__Directions__.
Copy every line of the records below that holds the word "route".

__Stored rows__.
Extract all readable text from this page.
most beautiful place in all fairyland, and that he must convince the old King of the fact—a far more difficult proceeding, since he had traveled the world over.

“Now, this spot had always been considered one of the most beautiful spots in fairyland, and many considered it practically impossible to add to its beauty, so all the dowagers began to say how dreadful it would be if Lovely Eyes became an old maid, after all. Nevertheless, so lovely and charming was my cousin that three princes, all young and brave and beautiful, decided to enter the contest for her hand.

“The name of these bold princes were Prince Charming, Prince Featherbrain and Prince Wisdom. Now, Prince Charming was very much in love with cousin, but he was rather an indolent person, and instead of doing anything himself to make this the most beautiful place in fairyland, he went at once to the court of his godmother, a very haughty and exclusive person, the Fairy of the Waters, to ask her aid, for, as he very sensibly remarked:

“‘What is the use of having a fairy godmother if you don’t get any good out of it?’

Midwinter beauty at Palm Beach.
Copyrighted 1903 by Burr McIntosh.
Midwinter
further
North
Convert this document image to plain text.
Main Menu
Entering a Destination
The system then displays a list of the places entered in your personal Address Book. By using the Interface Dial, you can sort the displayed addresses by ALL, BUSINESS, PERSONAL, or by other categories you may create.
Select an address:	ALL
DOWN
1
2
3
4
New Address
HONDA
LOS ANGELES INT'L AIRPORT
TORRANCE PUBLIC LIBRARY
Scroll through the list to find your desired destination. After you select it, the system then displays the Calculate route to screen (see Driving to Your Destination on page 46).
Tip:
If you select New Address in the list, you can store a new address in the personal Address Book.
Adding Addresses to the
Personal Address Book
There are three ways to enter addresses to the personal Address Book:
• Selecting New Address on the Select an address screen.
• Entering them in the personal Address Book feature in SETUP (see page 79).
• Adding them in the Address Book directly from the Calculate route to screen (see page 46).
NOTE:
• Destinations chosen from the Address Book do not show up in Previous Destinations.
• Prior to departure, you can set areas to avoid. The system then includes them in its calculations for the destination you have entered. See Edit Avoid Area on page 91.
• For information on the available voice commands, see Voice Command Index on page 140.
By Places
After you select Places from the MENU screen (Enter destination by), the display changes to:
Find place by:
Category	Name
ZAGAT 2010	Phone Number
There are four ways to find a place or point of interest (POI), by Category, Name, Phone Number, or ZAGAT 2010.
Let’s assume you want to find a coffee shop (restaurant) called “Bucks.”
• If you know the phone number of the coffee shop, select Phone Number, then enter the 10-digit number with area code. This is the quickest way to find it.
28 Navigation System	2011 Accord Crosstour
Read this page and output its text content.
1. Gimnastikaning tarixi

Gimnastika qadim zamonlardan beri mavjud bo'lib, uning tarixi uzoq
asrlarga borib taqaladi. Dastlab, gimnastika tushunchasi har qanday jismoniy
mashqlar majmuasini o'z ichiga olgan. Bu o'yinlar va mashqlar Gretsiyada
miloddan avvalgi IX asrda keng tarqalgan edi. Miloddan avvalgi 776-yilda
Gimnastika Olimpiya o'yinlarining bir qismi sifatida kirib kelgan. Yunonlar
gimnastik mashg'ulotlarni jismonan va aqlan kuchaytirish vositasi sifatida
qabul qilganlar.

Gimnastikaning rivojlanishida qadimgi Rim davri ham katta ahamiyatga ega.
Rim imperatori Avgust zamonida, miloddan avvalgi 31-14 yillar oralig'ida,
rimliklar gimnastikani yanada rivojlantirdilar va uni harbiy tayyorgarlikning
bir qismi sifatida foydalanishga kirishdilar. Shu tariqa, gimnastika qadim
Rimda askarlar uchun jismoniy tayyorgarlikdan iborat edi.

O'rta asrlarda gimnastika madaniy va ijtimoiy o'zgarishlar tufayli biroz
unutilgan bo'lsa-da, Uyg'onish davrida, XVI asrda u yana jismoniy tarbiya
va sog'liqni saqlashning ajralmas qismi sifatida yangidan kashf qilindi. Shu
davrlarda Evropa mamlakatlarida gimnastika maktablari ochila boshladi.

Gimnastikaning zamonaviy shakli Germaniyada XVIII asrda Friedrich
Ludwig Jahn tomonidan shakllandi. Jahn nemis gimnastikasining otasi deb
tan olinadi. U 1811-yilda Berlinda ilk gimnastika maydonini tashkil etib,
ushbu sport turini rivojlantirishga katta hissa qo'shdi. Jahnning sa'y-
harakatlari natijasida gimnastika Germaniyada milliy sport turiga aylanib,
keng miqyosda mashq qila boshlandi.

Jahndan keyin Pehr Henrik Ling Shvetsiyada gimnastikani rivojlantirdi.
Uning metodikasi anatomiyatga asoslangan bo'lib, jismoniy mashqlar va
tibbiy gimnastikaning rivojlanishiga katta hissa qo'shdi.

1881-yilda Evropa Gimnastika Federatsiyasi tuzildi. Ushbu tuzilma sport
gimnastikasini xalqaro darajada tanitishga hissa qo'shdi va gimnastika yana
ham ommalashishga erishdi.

__Task answer__.
Scroll through the list to find your desired destination. After you select it, the system then displays the Calculate route to screen (see Driving to Your Destination on page 46).
• Adding them in the Address Book directly from the Calculate route to screen (see page 46).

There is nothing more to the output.